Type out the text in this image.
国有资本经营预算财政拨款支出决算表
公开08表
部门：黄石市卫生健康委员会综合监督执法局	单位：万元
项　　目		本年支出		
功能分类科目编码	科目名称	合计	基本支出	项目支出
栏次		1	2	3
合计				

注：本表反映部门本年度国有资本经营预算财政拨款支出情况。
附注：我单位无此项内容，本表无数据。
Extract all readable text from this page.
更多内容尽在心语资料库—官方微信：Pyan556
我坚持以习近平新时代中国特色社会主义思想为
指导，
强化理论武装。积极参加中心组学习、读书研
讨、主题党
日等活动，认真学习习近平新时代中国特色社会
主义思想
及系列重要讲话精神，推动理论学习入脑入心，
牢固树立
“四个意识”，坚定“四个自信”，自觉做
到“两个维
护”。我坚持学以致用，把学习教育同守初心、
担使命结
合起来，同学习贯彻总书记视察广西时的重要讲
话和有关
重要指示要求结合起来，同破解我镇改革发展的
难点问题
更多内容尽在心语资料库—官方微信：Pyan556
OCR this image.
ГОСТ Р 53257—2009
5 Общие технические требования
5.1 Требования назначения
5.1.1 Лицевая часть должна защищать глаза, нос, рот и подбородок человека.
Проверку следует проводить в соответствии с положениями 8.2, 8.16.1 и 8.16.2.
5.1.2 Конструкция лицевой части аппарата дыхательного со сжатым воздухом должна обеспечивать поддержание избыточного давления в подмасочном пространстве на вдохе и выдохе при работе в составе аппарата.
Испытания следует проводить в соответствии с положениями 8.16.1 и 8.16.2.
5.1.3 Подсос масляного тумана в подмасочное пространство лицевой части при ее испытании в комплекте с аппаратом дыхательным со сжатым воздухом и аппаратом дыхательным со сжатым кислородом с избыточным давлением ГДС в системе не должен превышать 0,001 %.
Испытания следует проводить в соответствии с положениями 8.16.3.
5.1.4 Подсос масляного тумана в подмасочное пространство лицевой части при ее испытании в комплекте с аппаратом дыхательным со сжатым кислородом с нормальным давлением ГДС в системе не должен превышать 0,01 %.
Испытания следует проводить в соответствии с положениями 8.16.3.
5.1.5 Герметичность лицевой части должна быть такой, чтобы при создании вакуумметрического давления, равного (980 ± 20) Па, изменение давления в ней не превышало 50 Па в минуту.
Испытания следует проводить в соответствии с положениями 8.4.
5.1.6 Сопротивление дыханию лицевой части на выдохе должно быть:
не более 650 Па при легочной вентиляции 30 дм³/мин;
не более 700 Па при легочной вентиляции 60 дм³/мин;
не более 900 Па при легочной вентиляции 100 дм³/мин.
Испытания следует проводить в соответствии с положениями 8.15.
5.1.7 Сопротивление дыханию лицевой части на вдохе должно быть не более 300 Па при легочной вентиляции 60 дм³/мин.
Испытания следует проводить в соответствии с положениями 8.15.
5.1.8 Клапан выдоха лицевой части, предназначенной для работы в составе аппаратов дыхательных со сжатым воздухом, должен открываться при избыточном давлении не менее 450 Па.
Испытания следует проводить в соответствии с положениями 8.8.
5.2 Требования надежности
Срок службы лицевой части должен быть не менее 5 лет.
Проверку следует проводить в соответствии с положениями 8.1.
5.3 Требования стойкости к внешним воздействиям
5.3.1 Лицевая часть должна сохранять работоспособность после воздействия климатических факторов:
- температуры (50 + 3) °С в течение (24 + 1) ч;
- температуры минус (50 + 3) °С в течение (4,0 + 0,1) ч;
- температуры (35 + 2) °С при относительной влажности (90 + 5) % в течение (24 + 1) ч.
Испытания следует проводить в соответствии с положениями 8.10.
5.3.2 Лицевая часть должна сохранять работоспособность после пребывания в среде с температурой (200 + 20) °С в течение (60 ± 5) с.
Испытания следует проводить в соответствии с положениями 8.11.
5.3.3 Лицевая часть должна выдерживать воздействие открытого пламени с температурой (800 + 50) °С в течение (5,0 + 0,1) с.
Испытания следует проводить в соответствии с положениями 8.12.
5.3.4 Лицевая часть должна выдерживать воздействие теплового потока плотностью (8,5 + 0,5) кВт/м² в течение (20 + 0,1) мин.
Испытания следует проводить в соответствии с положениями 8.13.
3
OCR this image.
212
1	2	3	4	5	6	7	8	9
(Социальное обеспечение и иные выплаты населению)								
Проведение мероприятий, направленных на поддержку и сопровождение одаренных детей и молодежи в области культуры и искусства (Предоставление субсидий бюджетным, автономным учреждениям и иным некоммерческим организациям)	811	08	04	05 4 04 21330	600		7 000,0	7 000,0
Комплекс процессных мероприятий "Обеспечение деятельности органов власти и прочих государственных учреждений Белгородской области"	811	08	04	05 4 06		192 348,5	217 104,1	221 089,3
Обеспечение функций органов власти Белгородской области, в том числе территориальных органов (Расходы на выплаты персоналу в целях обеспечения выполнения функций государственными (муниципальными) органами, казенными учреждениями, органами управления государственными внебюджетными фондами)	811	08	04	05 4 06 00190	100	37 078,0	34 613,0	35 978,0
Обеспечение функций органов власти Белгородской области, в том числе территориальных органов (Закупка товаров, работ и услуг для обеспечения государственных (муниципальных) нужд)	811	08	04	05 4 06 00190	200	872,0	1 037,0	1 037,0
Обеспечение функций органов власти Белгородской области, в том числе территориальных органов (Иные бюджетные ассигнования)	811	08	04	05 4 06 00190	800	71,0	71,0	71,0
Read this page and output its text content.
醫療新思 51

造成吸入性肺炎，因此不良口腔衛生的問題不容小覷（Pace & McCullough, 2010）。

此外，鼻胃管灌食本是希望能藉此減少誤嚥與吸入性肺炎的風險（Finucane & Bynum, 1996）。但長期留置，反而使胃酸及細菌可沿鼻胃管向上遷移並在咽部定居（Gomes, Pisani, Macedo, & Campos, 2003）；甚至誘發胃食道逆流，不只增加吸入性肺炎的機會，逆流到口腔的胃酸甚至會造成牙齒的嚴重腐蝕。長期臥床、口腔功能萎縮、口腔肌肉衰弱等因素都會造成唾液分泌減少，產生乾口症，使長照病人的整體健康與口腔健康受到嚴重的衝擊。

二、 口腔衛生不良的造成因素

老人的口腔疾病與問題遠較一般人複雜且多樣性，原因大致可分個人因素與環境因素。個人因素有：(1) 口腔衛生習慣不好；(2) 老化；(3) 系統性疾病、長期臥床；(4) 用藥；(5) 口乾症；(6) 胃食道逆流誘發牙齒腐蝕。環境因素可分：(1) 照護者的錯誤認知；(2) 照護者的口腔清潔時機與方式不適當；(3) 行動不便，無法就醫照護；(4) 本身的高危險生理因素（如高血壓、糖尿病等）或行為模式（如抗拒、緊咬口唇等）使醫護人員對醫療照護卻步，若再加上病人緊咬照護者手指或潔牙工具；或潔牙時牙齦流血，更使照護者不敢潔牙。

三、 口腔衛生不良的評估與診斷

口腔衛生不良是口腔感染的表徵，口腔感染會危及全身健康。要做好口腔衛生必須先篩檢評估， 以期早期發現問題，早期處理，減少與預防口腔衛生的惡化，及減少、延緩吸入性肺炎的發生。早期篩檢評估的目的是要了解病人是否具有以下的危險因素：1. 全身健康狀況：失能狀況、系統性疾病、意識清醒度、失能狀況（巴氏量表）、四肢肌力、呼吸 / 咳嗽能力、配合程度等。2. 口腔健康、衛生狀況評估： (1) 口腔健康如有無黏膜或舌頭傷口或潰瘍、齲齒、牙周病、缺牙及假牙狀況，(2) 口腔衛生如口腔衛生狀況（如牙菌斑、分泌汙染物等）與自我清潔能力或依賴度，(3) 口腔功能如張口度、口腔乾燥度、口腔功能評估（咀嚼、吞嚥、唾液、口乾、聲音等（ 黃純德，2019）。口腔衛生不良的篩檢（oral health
_ _ _ _
Copy out each line in the listing that has the word "должно".

EXERCISE SOLUTION:
5.1.6 Сопротивление дыханию лицевой части на выдохе должно быть:
5.1.7 Сопротивление дыханию лицевой части на вдохе должно быть не более 300 Па при легочной вентиляции 60 дм³/мин.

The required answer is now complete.